Below are entries to be transcribed exactly; exclude the pictures from the copy.

— Start of EXTRACTED MATERIAL —

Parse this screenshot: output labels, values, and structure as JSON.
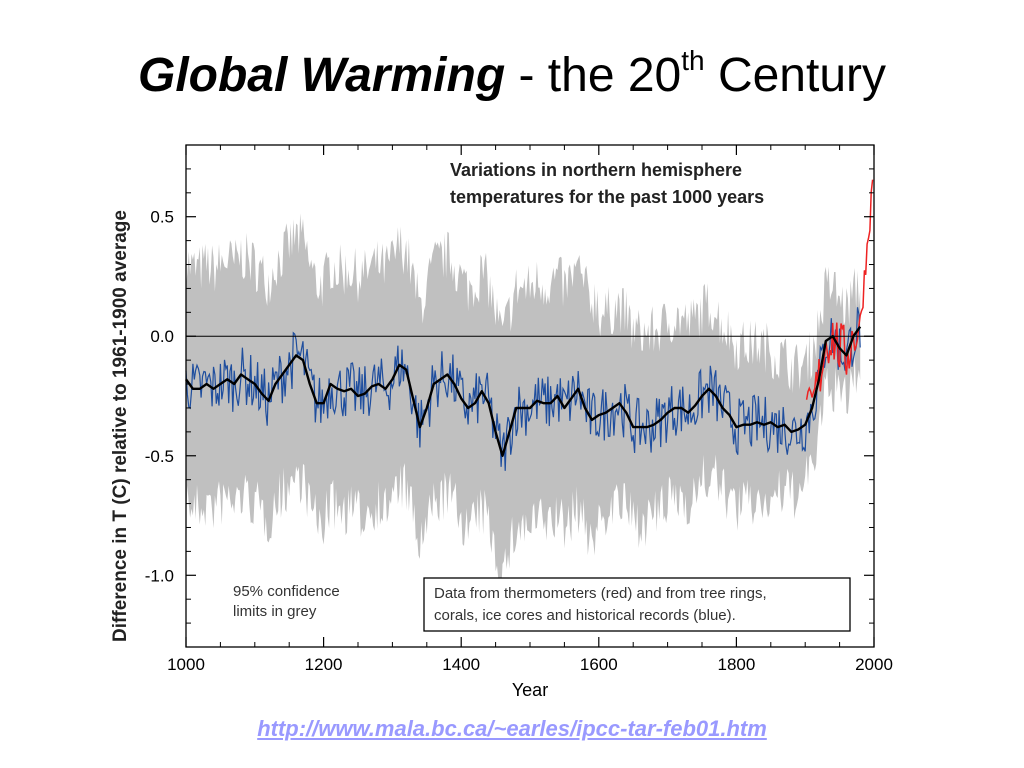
{
  "slide": {
    "title_emph": "Global Warming",
    "title_rest": " - the 20",
    "title_sup": "th",
    "title_end": " Century",
    "link": "http://www.mala.bc.ca/~earles/ipcc-tar-feb01.htm"
  },
  "colors": {
    "confidence": "#c0c0c0",
    "proxy": "#1f4e9e",
    "thermometer": "#ee2222",
    "smooth": "#000000",
    "link": "#9999ff"
  },
  "chart_data": {
    "type": "line",
    "title": "Variations in northern hemisphere",
    "subtitle": "temperatures for the past 1000 years",
    "xlabel": "Year",
    "ylabel": "Difference in T (C) relative to 1961-1900 average",
    "xlim": [
      1000,
      2000
    ],
    "ylim": [
      -1.3,
      0.8
    ],
    "x_ticks": [
      1000,
      1200,
      1400,
      1600,
      1800,
      2000
    ],
    "y_ticks": [
      0.5,
      0.0,
      -0.5,
      -1.0
    ],
    "y_tick_labels": [
      "0.5",
      "0.0",
      "-0.5",
      "-1.0"
    ],
    "zero_line": 0,
    "annotations": {
      "confidence_note": [
        "95% confidence",
        "limits in grey"
      ],
      "data_note": [
        "Data from thermometers (red) and from tree rings,",
        "corals, ice cores and historical records (blue)."
      ]
    },
    "series": [
      {
        "key": "smooth",
        "x": [
          1000,
          1010,
          1020,
          1030,
          1040,
          1050,
          1060,
          1070,
          1080,
          1090,
          1100,
          1110,
          1120,
          1130,
          1140,
          1150,
          1160,
          1170,
          1180,
          1190,
          1200,
          1210,
          1220,
          1230,
          1240,
          1250,
          1260,
          1270,
          1280,
          1290,
          1300,
          1310,
          1320,
          1330,
          1340,
          1350,
          1360,
          1370,
          1380,
          1390,
          1400,
          1410,
          1420,
          1430,
          1440,
          1450,
          1460,
          1470,
          1480,
          1490,
          1500,
          1510,
          1520,
          1530,
          1540,
          1550,
          1560,
          1570,
          1580,
          1590,
          1600,
          1610,
          1620,
          1630,
          1640,
          1650,
          1660,
          1670,
          1680,
          1690,
          1700,
          1710,
          1720,
          1730,
          1740,
          1750,
          1760,
          1770,
          1780,
          1790,
          1800,
          1810,
          1820,
          1830,
          1840,
          1850,
          1860,
          1870,
          1880,
          1890,
          1900,
          1910,
          1920,
          1930,
          1940,
          1950,
          1960,
          1970,
          1980
        ],
        "values": [
          -0.18,
          -0.22,
          -0.22,
          -0.2,
          -0.22,
          -0.2,
          -0.18,
          -0.2,
          -0.16,
          -0.18,
          -0.2,
          -0.24,
          -0.27,
          -0.2,
          -0.16,
          -0.12,
          -0.08,
          -0.1,
          -0.2,
          -0.28,
          -0.28,
          -0.2,
          -0.22,
          -0.23,
          -0.22,
          -0.25,
          -0.24,
          -0.21,
          -0.2,
          -0.22,
          -0.18,
          -0.12,
          -0.14,
          -0.26,
          -0.38,
          -0.3,
          -0.2,
          -0.18,
          -0.16,
          -0.2,
          -0.26,
          -0.3,
          -0.28,
          -0.23,
          -0.28,
          -0.4,
          -0.5,
          -0.4,
          -0.3,
          -0.3,
          -0.3,
          -0.27,
          -0.28,
          -0.28,
          -0.25,
          -0.3,
          -0.26,
          -0.22,
          -0.3,
          -0.35,
          -0.33,
          -0.32,
          -0.3,
          -0.28,
          -0.32,
          -0.38,
          -0.38,
          -0.38,
          -0.37,
          -0.35,
          -0.32,
          -0.3,
          -0.3,
          -0.32,
          -0.29,
          -0.25,
          -0.22,
          -0.25,
          -0.3,
          -0.33,
          -0.38,
          -0.37,
          -0.37,
          -0.36,
          -0.37,
          -0.36,
          -0.38,
          -0.37,
          -0.4,
          -0.39,
          -0.37,
          -0.3,
          -0.18,
          -0.02,
          0.0,
          -0.05,
          -0.08,
          0.0,
          0.04
        ]
      }
    ]
  }
}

— End of EXTRACTED MATERIAL —

• **RESULT**
Parse this screenshot: output labels, values, and structure as JSON.
{
  "slide": {
    "title_emph": "Global Warming",
    "title_rest": " - the 20",
    "title_sup": "th",
    "title_end": " Century",
    "link": "http://www.mala.bc.ca/~earles/ipcc-tar-feb01.htm"
  },
  "colors": {
    "confidence": "#c0c0c0",
    "proxy": "#1f4e9e",
    "thermometer": "#ee2222",
    "smooth": "#000000",
    "link": "#9999ff"
  },
  "chart_data": {
    "type": "line",
    "title": "Variations in northern hemisphere",
    "subtitle": "temperatures for the past 1000 years",
    "xlabel": "Year",
    "ylabel": "Difference in T (C) relative to 1961-1900 average",
    "xlim": [
      1000,
      2000
    ],
    "ylim": [
      -1.3,
      0.8
    ],
    "x_ticks": [
      1000,
      1200,
      1400,
      1600,
      1800,
      2000
    ],
    "y_ticks": [
      0.5,
      0.0,
      -0.5,
      -1.0
    ],
    "y_tick_labels": [
      "0.5",
      "0.0",
      "-0.5",
      "-1.0"
    ],
    "zero_line": 0,
    "annotations": {
      "confidence_note": [
        "95% confidence",
        "limits in grey"
      ],
      "data_note": [
        "Data from thermometers (red) and from tree rings,",
        "corals, ice cores and historical records (blue)."
      ]
    },
    "series": [
      {
        "key": "smooth",
        "x": [
          1000,
          1010,
          1020,
          1030,
          1040,
          1050,
          1060,
          1070,
          1080,
          1090,
          1100,
          1110,
          1120,
          1130,
          1140,
          1150,
          1160,
          1170,
          1180,
          1190,
          1200,
          1210,
          1220,
          1230,
          1240,
          1250,
          1260,
          1270,
          1280,
          1290,
          1300,
          1310,
          1320,
          1330,
          1340,
          1350,
          1360,
          1370,
          1380,
          1390,
          1400,
          1410,
          1420,
          1430,
          1440,
          1450,
          1460,
          1470,
          1480,
          1490,
          1500,
          1510,
          1520,
          1530,
          1540,
          1550,
          1560,
          1570,
          1580,
          1590,
          1600,
          1610,
          1620,
          1630,
          1640,
          1650,
          1660,
          1670,
          1680,
          1690,
          1700,
          1710,
          1720,
          1730,
          1740,
          1750,
          1760,
          1770,
          1780,
          1790,
          1800,
          1810,
          1820,
          1830,
          1840,
          1850,
          1860,
          1870,
          1880,
          1890,
          1900,
          1910,
          1920,
          1930,
          1940,
          1950,
          1960,
          1970,
          1980
        ],
        "values": [
          -0.18,
          -0.22,
          -0.22,
          -0.2,
          -0.22,
          -0.2,
          -0.18,
          -0.2,
          -0.16,
          -0.18,
          -0.2,
          -0.24,
          -0.27,
          -0.2,
          -0.16,
          -0.12,
          -0.08,
          -0.1,
          -0.2,
          -0.28,
          -0.28,
          -0.2,
          -0.22,
          -0.23,
          -0.22,
          -0.25,
          -0.24,
          -0.21,
          -0.2,
          -0.22,
          -0.18,
          -0.12,
          -0.14,
          -0.26,
          -0.38,
          -0.3,
          -0.2,
          -0.18,
          -0.16,
          -0.2,
          -0.26,
          -0.3,
          -0.28,
          -0.23,
          -0.28,
          -0.4,
          -0.5,
          -0.4,
          -0.3,
          -0.3,
          -0.3,
          -0.27,
          -0.28,
          -0.28,
          -0.25,
          -0.3,
          -0.26,
          -0.22,
          -0.3,
          -0.35,
          -0.33,
          -0.32,
          -0.3,
          -0.28,
          -0.32,
          -0.38,
          -0.38,
          -0.38,
          -0.37,
          -0.35,
          -0.32,
          -0.3,
          -0.3,
          -0.32,
          -0.29,
          -0.25,
          -0.22,
          -0.25,
          -0.3,
          -0.33,
          -0.38,
          -0.37,
          -0.37,
          -0.36,
          -0.37,
          -0.36,
          -0.38,
          -0.37,
          -0.4,
          -0.39,
          -0.37,
          -0.3,
          -0.18,
          -0.02,
          0.0,
          -0.05,
          -0.08,
          0.0,
          0.04
        ]
      }
    ]
  }
}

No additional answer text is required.